Source data:
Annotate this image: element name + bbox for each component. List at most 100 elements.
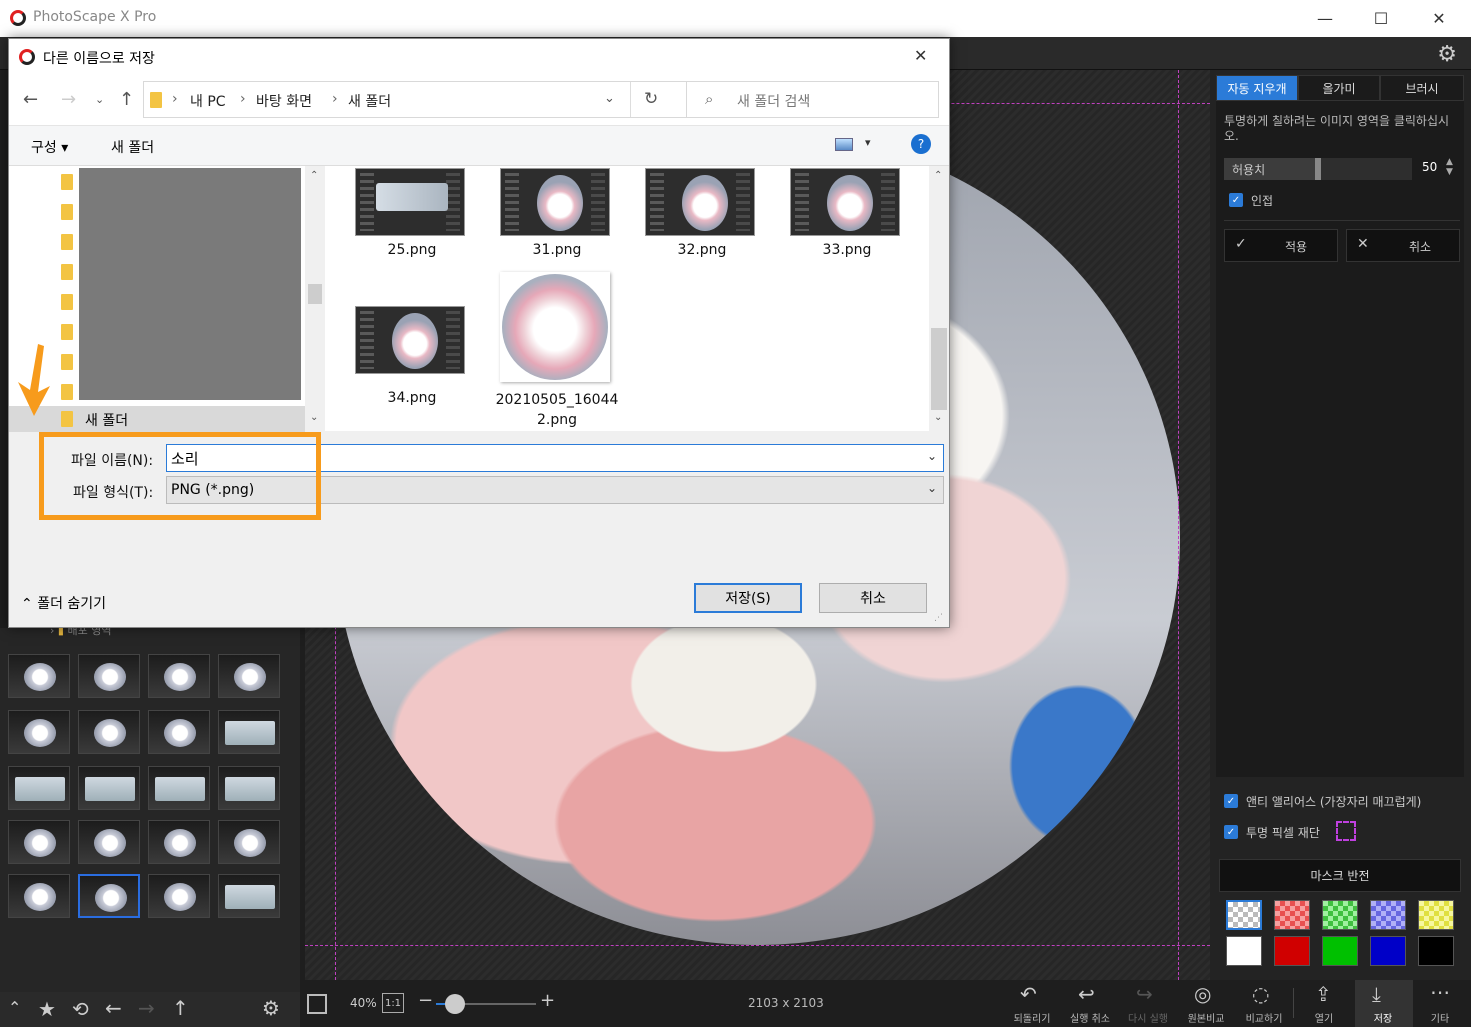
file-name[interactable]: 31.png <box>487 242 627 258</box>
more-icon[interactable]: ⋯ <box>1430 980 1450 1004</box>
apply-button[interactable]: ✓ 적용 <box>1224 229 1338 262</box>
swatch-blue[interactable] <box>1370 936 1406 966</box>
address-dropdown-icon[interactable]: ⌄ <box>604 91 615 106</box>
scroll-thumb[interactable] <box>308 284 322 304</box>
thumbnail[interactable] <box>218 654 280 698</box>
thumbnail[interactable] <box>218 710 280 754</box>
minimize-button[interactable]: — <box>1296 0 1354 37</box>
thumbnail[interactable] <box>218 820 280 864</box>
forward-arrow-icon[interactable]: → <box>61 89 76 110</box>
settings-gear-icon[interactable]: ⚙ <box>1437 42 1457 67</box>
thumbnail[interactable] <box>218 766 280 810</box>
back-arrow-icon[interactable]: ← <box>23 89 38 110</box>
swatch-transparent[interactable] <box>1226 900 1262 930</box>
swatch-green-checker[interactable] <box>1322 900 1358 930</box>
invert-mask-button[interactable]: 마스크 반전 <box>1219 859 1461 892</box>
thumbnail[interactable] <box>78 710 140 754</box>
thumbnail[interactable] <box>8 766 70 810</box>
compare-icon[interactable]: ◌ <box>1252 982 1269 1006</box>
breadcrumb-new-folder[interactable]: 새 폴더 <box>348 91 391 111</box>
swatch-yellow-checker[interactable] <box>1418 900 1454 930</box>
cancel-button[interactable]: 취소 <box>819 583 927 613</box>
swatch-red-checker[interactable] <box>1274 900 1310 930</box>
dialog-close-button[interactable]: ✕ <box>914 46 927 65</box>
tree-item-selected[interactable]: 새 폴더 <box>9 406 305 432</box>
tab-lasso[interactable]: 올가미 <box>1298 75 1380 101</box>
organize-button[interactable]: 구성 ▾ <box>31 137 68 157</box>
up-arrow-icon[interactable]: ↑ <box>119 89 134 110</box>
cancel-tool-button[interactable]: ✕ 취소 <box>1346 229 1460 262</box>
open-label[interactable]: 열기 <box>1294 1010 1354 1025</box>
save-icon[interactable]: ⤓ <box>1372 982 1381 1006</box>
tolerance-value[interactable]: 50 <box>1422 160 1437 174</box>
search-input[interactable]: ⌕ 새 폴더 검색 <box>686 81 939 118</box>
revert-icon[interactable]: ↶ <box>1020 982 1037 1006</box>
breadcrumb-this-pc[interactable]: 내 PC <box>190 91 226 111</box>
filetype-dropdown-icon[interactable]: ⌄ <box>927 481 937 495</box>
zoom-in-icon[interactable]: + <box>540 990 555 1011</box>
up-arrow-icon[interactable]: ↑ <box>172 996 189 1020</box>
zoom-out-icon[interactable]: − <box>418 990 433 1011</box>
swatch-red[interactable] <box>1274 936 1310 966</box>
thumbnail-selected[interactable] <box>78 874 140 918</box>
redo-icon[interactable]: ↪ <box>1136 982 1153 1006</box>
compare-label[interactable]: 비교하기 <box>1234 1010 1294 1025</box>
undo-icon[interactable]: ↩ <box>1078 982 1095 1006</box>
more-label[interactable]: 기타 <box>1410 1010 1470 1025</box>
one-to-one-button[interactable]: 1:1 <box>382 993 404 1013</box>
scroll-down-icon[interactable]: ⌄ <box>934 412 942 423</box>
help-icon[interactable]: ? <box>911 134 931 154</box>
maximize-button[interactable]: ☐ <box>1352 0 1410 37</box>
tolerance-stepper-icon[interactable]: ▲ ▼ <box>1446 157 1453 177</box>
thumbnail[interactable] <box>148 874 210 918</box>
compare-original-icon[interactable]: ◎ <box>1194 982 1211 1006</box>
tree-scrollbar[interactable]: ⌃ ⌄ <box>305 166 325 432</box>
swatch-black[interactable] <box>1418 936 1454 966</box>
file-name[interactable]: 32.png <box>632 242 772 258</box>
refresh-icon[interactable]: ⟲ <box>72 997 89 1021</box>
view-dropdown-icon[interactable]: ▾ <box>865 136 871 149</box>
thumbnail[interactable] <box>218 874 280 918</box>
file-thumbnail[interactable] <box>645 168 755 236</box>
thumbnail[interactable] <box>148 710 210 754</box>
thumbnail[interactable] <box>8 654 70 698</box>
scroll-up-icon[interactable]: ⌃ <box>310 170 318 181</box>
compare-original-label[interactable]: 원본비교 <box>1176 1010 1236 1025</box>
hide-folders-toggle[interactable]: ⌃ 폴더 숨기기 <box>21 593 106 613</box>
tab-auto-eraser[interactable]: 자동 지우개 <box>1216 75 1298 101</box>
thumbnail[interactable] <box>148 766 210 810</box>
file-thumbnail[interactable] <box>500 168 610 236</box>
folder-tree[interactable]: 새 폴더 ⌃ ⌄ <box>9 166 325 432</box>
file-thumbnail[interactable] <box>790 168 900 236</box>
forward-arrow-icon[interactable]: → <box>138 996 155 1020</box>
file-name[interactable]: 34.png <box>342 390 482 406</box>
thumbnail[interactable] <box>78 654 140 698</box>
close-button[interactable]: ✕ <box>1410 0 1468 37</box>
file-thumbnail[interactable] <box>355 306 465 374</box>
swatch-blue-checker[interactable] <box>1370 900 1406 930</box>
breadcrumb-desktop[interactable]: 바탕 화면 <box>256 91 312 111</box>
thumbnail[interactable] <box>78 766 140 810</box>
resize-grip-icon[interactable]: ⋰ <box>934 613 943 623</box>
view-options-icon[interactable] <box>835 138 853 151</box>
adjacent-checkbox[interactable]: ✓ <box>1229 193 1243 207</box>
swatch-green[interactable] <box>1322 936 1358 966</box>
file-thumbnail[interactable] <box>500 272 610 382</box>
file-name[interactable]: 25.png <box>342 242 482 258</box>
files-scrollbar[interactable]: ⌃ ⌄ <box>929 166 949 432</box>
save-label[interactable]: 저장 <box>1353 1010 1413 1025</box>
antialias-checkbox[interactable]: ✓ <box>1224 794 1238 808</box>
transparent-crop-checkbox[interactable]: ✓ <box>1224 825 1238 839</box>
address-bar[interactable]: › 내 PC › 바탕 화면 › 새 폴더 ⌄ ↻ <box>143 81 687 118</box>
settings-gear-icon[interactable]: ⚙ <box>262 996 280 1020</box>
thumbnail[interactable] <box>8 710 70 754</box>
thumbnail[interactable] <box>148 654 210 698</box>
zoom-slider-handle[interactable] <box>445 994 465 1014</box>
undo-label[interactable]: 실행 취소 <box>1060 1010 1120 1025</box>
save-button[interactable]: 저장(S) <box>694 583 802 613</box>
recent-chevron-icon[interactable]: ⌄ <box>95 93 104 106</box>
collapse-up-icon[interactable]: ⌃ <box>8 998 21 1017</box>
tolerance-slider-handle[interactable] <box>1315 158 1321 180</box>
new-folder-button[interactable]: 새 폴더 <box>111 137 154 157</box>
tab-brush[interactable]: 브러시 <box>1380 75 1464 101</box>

Objective: Copy the rows from the line with "file-name[interactable]: 31.png <box>487" up to and including the line with "swatch-blue[interactable] <box>1370 936", character for character.

Full answer:
file-name[interactable]: 31.png <box>487 242 627 258</box>
more-icon[interactable]: ⋯ <box>1430 980 1450 1004</box>
apply-button[interactable]: ✓ 적용 <box>1224 229 1338 262</box>
swatch-blue[interactable] <box>1370 936 1406 966</box>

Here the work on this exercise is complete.